# Written task
Copy out all the lines in the records that include the word "JSON".

Items from a data source:

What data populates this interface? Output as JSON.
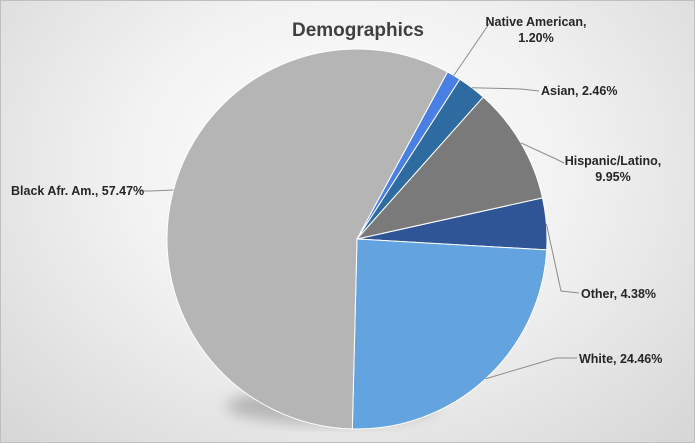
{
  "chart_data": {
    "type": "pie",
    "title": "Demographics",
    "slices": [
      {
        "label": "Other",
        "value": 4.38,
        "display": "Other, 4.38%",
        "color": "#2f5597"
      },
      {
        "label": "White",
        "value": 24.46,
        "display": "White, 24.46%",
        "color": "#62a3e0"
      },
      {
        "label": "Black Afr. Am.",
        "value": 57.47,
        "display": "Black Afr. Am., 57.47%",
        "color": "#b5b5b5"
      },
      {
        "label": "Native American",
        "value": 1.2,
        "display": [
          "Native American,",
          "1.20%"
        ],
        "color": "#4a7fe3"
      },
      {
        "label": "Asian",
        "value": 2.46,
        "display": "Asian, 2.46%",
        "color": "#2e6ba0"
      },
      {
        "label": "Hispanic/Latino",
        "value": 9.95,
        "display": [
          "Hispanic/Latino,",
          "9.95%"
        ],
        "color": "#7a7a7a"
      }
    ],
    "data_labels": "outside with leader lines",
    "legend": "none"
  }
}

==

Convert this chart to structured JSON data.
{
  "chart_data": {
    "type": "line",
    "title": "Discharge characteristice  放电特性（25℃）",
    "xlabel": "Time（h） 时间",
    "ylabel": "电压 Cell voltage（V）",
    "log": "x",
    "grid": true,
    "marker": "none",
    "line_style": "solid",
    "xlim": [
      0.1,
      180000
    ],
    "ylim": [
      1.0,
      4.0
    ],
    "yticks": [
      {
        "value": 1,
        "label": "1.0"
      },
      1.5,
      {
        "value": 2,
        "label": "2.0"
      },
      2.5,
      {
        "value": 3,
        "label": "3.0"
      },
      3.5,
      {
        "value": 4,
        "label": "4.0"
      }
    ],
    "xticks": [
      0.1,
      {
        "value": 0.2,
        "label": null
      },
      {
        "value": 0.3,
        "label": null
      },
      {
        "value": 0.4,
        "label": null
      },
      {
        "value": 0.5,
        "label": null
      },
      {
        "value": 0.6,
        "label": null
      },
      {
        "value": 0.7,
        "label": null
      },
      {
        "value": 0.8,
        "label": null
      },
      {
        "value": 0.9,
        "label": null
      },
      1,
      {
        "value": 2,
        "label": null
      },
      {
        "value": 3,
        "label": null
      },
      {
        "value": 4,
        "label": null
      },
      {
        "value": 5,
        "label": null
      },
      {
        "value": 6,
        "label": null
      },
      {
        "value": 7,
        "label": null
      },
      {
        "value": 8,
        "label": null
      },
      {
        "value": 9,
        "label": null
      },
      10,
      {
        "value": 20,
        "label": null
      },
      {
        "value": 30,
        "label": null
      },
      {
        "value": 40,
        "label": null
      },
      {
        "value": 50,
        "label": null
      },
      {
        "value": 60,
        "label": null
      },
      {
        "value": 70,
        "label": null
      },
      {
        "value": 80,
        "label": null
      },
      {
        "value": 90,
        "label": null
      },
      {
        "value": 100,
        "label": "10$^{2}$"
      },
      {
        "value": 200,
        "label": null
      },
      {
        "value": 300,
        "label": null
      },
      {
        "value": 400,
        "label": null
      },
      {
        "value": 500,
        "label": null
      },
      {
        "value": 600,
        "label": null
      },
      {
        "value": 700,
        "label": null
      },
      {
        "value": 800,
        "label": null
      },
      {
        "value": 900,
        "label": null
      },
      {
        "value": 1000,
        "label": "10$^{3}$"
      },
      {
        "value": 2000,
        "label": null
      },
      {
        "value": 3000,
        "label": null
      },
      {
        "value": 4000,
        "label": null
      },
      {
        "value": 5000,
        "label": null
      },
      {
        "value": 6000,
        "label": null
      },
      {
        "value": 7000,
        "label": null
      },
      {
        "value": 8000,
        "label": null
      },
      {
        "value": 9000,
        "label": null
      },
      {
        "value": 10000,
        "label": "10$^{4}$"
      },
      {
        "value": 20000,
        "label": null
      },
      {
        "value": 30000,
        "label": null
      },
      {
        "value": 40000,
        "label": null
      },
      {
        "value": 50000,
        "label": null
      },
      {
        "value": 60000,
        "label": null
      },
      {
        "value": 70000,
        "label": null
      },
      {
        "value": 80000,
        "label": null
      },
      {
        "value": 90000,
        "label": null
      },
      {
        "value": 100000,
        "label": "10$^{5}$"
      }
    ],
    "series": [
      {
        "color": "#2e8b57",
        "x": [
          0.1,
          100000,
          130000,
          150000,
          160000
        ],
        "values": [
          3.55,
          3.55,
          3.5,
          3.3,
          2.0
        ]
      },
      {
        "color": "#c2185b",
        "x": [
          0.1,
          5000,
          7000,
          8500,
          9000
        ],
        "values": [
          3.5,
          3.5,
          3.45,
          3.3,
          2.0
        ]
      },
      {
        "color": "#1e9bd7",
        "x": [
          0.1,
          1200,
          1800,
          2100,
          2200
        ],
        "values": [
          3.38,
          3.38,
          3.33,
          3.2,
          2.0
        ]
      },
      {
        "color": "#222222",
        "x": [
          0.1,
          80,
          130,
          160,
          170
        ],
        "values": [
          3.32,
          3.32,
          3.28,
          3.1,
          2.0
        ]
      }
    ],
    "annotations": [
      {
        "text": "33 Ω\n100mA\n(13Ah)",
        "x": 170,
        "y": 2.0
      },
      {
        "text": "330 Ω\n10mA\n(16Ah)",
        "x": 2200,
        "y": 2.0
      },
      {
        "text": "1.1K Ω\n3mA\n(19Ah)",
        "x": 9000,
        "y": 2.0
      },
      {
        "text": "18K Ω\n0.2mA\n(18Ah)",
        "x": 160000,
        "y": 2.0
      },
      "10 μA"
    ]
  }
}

* * *

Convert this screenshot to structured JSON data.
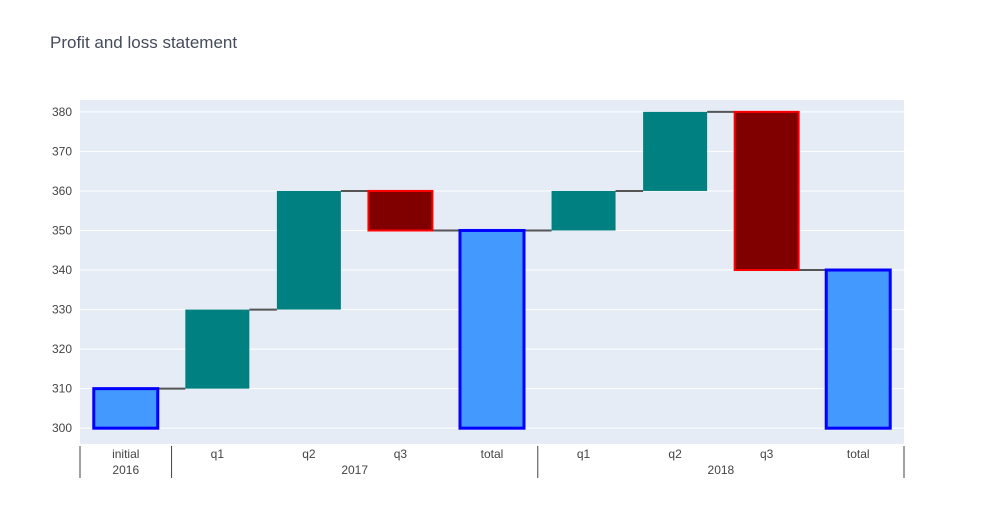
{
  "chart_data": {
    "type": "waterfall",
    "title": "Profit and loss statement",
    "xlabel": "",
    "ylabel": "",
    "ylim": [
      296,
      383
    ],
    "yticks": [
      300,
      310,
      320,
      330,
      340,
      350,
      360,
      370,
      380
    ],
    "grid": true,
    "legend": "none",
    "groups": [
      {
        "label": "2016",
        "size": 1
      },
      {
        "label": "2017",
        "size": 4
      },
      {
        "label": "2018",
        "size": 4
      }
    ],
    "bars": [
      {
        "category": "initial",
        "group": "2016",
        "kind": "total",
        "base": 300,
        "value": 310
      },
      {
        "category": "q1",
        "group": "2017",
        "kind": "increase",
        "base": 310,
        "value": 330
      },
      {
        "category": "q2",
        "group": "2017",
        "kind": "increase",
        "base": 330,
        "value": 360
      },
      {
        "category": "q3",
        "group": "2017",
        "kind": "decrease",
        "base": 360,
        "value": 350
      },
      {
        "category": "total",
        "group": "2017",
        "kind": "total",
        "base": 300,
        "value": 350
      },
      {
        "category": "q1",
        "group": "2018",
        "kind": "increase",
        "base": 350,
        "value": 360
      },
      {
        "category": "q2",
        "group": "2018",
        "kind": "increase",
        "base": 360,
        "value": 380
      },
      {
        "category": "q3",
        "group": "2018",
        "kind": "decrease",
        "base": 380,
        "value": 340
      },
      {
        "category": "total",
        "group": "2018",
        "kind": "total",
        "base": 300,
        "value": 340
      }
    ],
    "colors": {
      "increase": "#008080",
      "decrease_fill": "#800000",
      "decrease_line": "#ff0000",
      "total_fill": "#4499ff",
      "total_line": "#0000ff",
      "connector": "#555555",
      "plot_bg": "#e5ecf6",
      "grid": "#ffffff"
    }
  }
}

# Task output
What data populates this interface? Output as JSON.
Convert this chart to structured JSON data.
Convert this screenshot to structured JSON data.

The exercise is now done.